* _Extracted records_:
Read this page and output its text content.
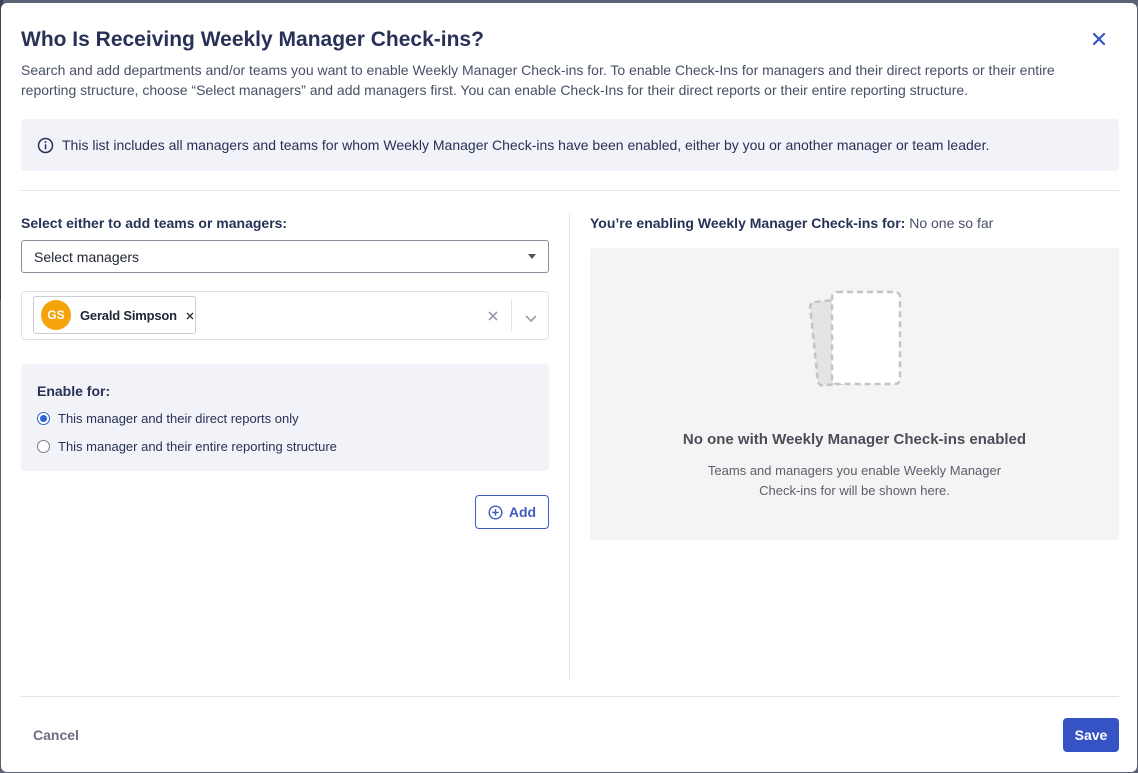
Who Is Receiving Weekly Manager Check-ins?
Search and add departments and/or teams you want to enable Weekly Manager Check-ins for. To enable Check-Ins for managers and their direct reports or their entire reporting structure, choose “Select managers” and add managers first. You can enable Check-Ins for their direct reports or their entire reporting structure.
This list includes all managers and teams for whom Weekly Manager Check-ins have been enabled, either by you or another manager or team leader.
Select either to add teams or managers:
Select managers
GS	Gerald Simpson
Enable for:
This manager and their direct reports only
This manager and their entire reporting structure
Add
You’re enabling Weekly Manager Check-ins for: No one so far
No one with Weekly Manager Check-ins enabled
Teams and managers you enable Weekly Manager Check-ins for will be shown here.
Cancel	Save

* _Required task_: Reproduce the full listing faithfully, but do not carry over any pictures.

* _Result below_:
Read this page and output its text content.
Who Is Receiving Weekly Manager Check-ins?
Search and add departments and/or teams you want to enable Weekly Manager Check-ins for. To enable Check-Ins for managers and their direct reports or their entire reporting structure, choose “Select managers” and add managers first. You can enable Check-Ins for their direct reports or their entire reporting structure.
This list includes all managers and teams for whom Weekly Manager Check-ins have been enabled, either by you or another manager or team leader.
Select either to add teams or managers:
Select managers
GS	Gerald Simpson
Enable for:
This manager and their direct reports only
This manager and their entire reporting structure
Add
You’re enabling Weekly Manager Check-ins for: No one so far
No one with Weekly Manager Check-ins enabled
Teams and managers you enable Weekly Manager Check-ins for will be shown here.
Cancel	Save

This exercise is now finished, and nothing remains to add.